──────── Data shown ────────

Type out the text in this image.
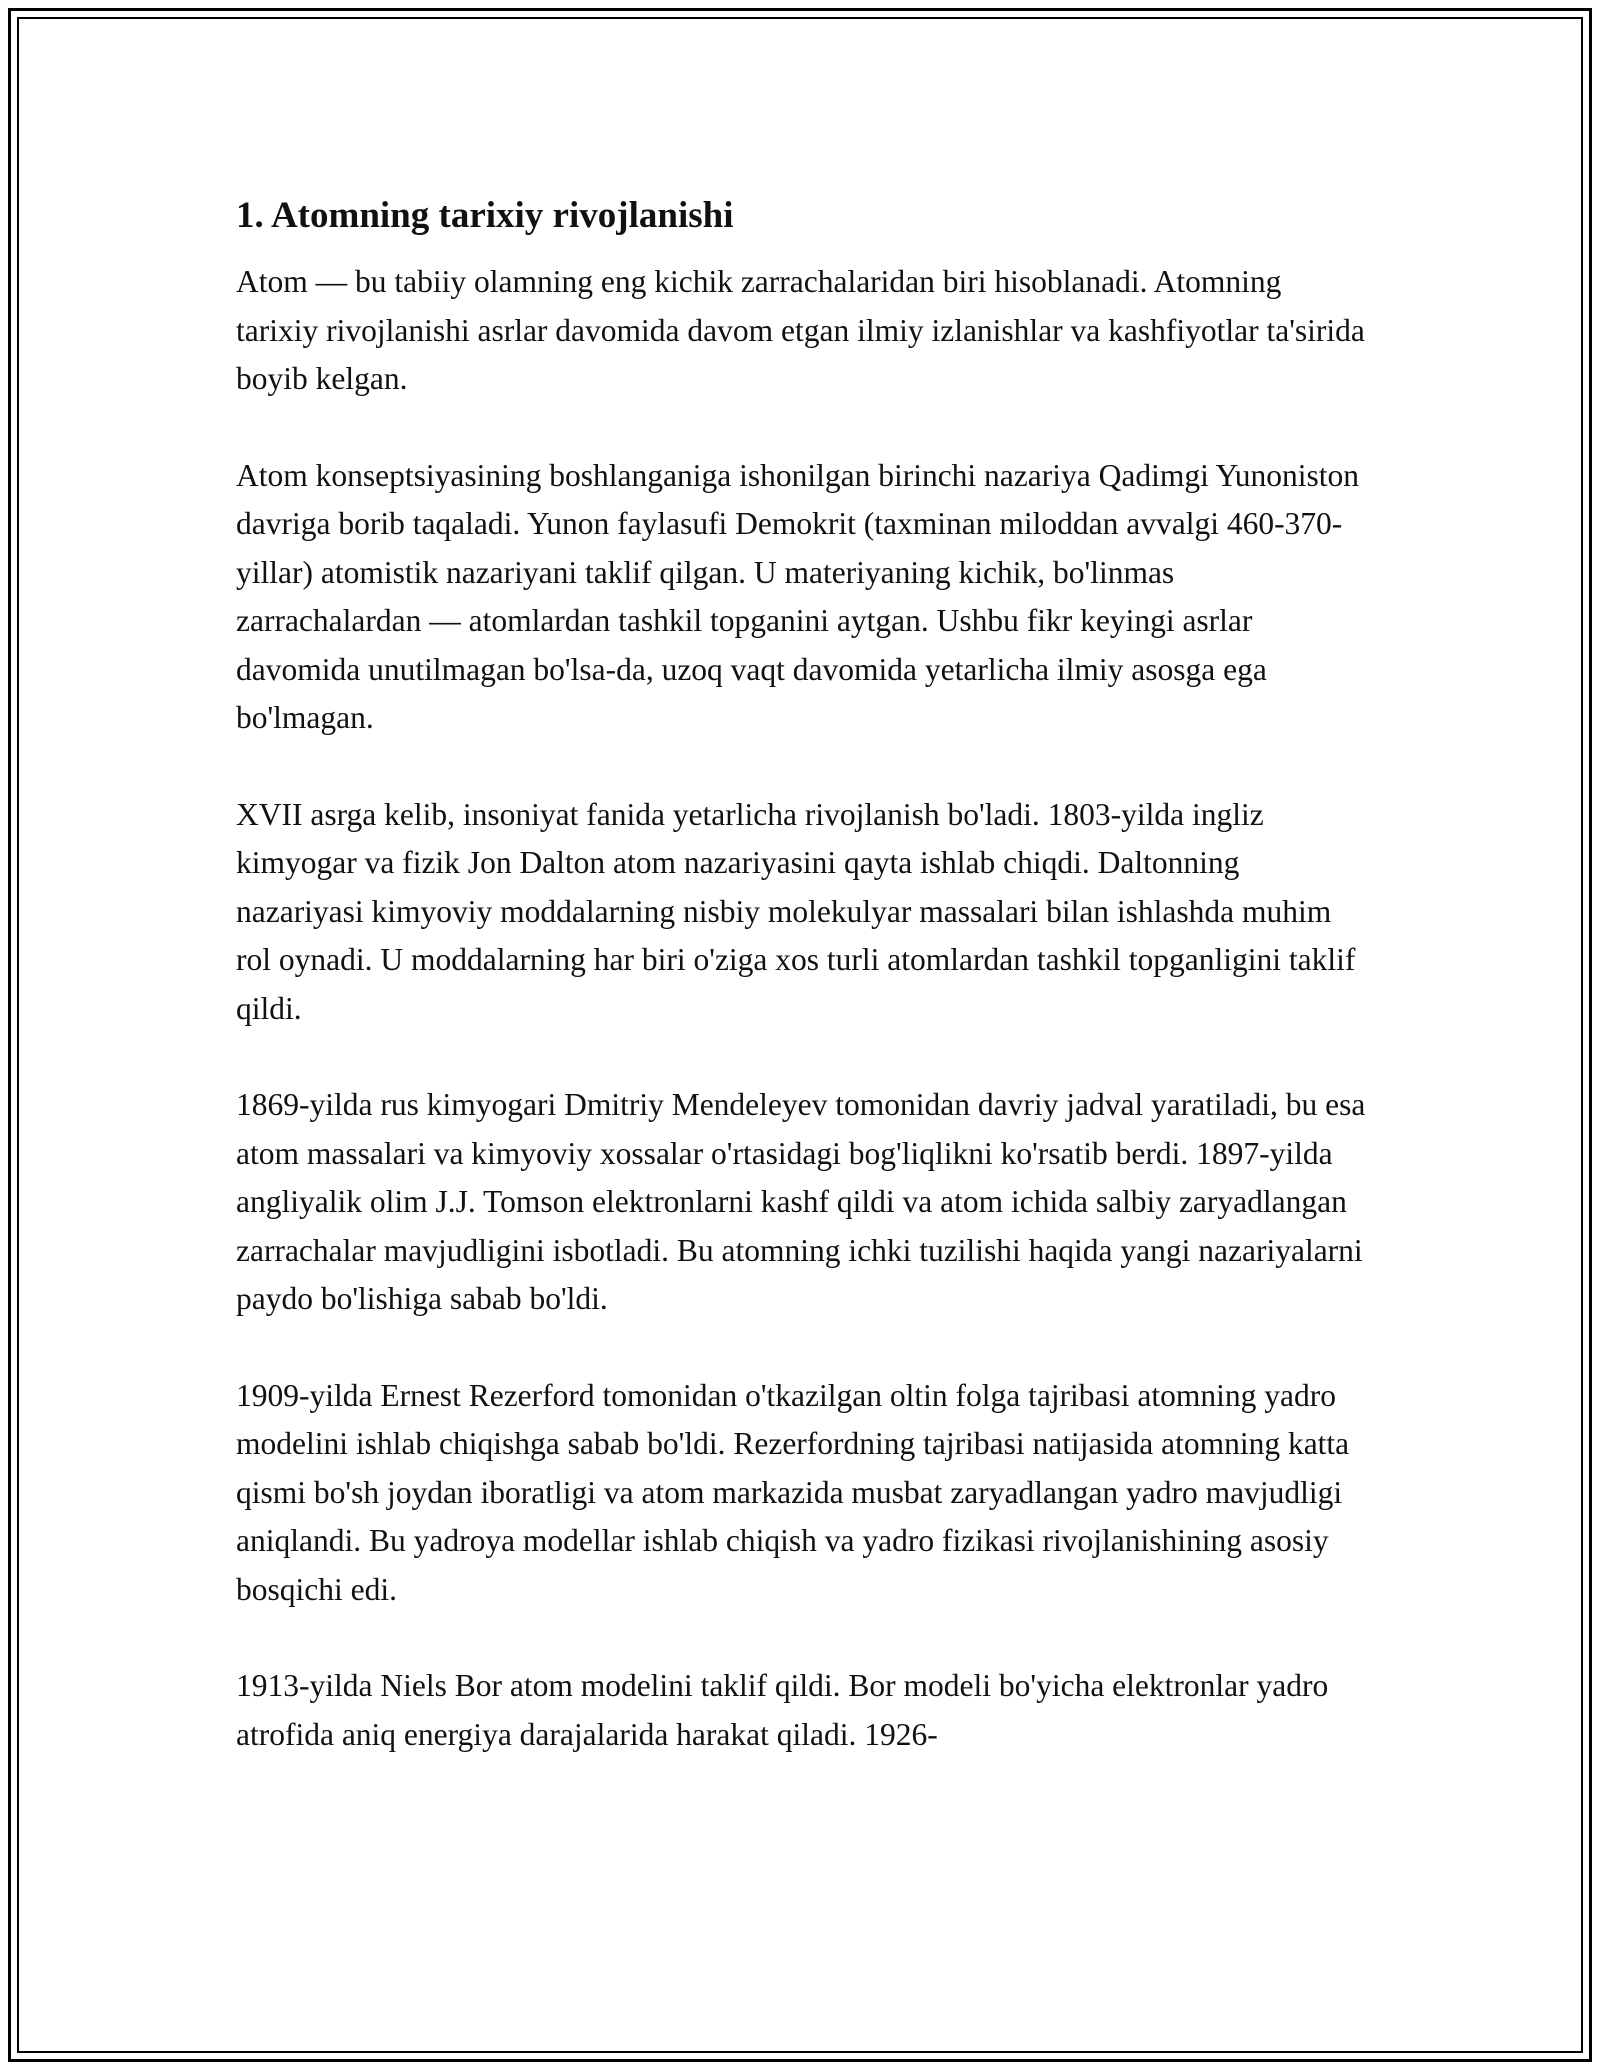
1. Atomning tarixiy rivojlanishi

Atom — bu tabiiy olamning eng kichik zarrachalaridan biri hisoblanadi. Atomning tarixiy rivojlanishi asrlar davomida davom etgan ilmiy izlanishlar va kashfiyotlar ta'sirida boyib kelgan.

Atom konseptsiyasining boshlanganiga ishonilgan birinchi nazariya Qadimgi Yunoniston davriga borib taqaladi. Yunon faylasufi Demokrit (taxminan miloddan avvalgi 460-370-yillar) atomistik nazariyani taklif qilgan. U materiyaning kichik, bo'linmas zarrachalardan — atomlardan tashkil topganini aytgan. Ushbu fikr keyingi asrlar davomida unutilmagan bo'lsa-da, uzoq vaqt davomida yetarlicha ilmiy asosga ega bo'lmagan.

XVII asrga kelib, insoniyat fanida yetarlicha rivojlanish bo'ladi. 1803-yilda ingliz kimyogar va fizik Jon Dalton atom nazariyasini qayta ishlab chiqdi. Daltonning nazariyasi kimyoviy moddalarning nisbiy molekulyar massalari bilan ishlashda muhim rol oynadi. U moddalarning har biri o'ziga xos turli atomlardan tashkil topganligini taklif qildi.

1869-yilda rus kimyogari Dmitriy Mendeleyev tomonidan davriy jadval yaratiladi, bu esa atom massalari va kimyoviy xossalar o'rtasidagi bog'liqlikni ko'rsatib berdi. 1897-yilda angliyalik olim J.J. Tomson elektronlarni kashf qildi va atom ichida salbiy zaryadlangan zarrachalar mavjudligini isbotladi. Bu atomning ichki tuzilishi haqida yangi nazariyalarni paydo bo'lishiga sabab bo'ldi.

1909-yilda Ernest Rezerford tomonidan o'tkazilgan oltin folga tajribasi atomning yadro modelini ishlab chiqishga sabab bo'ldi. Rezerfordning tajribasi natijasida atomning katta qismi bo'sh joydan iboratligi va atom markazida musbat zaryadlangan yadro mavjudligi aniqlandi. Bu yadroya modellar ishlab chiqish va yadro fizikasi rivojlanishining asosiy bosqichi edi.

1913-yilda Niels Bor atom modelini taklif qildi. Bor modeli bo'yicha elektronlar yadro atrofida aniq energiya darajalarida harakat qiladi. 1926-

────────

• The task: Search the listing for the word "tarixiy" and return each line that holds it.

• Reply:
1. Atomning tarixiy rivojlanishi
Atom — bu tabiiy olamning eng kichik zarrachalaridan biri hisoblanadi. Atomning tarixiy rivojlanishi asrlar davomida davom etgan ilmiy izlanishlar va kashfiyotlar ta'sirida boyib kelgan.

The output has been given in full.